### Text
........

# 3 tuners, but can only record/view 2 channels ?



## madbrain (Dec 10, 2004)

I got my 921 installed last monday. It's hooked to a DP34 switch and a ChannelMaster 4221 antenna for OTA .
I get about 40 digital channels OTA (don't subscribe to Dish locals).

I noticed that I can only record two shows at the same time. When I switch to a third channel, I get the dialog asking me to stop one of the recordings, because there aren't enough tuners.
It doesn't matter if the shows I'm recording are SD or HD. I can only record two, and I can only view one of the two shows I'm recording. I can either record two sat channels or one sat and one OTA .

Is this expected ? Why can't I use all 3 tuners at once ?


----------



## dturturro (Nov 24, 2004)

madbrain said:


> I got my 921 installed last monday. It's hooked to a DP34 switch and a ChannelMaster 4221 antenna for OTA .
> I get about 40 digital channels OTA (don't subscribe to Dish locals).
> 
> I noticed that I can only record two shows at the same time. When I switch to a third channel, I get the dialog asking me to stop one of the recordings, because there aren't enough tuners.
> ...


The hardware is such that only 2 streams can be recorded at once. However, you may watch a previously recorded program while recording 2 other streams.


----------



## echo*wb*tho (Jan 13, 2005)

only 2 tuners not 3 there is only 2 sat locations coming in not 3 so that is all you can do


----------



## dturturro (Nov 24, 2004)

echo*wb*tho said:


> only 2 tuners not 3 there is only 2 sat locations coming in not 3 so that is all you can do


Also has 1 OTA tuner for a total of 3.


----------



## Allen Noland (Apr 23, 2002)

The 921 has 3 tuners. 

1 OTA
2 Satellite

You can only use 2 of them for live viewing and or recording at any one time. You can be recording on 2 of the tuners and watch a pre-recorded program, either Satellite or OTA.

The next thing you'll wonder is why didn't they put 2 OTA tuners in it. Especially since in your case where you have lots of OTA to choose from.


----------



## madbrain (Dec 10, 2004)

........

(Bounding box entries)
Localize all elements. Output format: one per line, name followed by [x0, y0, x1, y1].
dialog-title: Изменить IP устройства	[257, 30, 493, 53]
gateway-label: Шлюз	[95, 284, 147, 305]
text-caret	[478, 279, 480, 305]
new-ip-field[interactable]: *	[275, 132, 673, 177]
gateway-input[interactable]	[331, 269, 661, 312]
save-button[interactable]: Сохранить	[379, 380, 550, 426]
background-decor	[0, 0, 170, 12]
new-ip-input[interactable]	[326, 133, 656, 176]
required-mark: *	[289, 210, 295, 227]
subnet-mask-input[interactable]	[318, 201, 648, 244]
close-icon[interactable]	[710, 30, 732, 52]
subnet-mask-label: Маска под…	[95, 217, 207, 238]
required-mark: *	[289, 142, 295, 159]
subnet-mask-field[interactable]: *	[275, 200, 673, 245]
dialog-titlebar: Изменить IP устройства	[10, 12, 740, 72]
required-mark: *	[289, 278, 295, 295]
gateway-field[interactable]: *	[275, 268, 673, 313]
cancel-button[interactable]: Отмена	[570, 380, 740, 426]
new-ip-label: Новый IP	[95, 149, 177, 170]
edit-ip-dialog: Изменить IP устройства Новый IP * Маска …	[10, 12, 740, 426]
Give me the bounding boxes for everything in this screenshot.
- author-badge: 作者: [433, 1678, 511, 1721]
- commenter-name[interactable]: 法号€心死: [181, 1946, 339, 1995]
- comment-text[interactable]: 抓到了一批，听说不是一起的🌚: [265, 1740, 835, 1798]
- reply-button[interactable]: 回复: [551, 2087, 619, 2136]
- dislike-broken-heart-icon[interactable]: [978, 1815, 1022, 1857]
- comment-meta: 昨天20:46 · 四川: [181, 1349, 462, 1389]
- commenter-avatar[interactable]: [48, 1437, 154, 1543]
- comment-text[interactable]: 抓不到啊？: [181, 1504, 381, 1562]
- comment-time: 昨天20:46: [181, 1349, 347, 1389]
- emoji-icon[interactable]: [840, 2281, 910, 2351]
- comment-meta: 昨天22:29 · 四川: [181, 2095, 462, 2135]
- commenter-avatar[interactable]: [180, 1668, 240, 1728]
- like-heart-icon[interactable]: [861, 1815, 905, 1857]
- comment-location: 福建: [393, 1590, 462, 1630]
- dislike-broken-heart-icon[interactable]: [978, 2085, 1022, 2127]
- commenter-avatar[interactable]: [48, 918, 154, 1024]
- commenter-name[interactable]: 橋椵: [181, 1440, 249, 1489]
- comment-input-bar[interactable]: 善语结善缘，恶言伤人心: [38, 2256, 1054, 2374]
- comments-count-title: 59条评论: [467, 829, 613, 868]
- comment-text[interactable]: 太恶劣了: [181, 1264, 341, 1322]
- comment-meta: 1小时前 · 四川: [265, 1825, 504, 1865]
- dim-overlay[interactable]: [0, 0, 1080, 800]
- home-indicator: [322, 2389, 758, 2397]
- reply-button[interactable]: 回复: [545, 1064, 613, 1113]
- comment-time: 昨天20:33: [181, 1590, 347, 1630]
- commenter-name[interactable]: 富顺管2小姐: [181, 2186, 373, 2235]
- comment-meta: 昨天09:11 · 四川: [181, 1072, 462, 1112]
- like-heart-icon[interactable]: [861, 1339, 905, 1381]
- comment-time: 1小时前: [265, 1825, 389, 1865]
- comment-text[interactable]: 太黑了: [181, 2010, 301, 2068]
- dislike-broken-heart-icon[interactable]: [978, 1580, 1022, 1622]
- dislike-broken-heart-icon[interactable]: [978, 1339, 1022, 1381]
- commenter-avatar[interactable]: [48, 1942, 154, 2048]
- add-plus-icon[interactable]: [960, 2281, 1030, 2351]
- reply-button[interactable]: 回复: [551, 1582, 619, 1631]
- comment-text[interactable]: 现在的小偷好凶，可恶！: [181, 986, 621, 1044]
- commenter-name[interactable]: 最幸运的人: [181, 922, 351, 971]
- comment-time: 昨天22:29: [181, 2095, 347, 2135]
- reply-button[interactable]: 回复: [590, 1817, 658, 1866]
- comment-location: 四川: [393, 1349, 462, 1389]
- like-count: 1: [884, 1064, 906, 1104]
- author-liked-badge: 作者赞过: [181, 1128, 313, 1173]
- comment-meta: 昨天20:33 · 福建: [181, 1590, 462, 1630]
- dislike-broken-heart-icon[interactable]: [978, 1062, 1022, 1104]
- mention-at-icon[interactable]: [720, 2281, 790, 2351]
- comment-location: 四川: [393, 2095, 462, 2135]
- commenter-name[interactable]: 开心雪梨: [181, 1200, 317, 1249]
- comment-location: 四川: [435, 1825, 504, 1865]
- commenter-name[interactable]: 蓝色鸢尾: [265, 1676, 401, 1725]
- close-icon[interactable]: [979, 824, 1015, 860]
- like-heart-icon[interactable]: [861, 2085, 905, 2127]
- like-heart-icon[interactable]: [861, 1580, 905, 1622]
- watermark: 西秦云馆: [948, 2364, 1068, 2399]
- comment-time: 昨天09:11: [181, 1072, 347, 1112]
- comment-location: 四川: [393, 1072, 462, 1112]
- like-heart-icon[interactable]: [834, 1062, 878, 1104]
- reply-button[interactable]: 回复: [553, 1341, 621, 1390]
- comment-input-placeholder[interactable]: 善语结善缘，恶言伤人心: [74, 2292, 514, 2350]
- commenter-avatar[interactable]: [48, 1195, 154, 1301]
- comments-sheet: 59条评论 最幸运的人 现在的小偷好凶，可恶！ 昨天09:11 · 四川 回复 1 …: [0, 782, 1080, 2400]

........

### The problem
Answer these questions from the forum thread about the 921's tuners:
1. Which antenna is the 921 hooked to for OTA?
2. About how many digital OTA channels does madbrain get?
3. According to Allen Noland's post, how many of the 921's tuners are satellite tuners?

### Answer for this exercise
1. A ChannelMaster 4221 antenna.
2. About 40.
3. 2.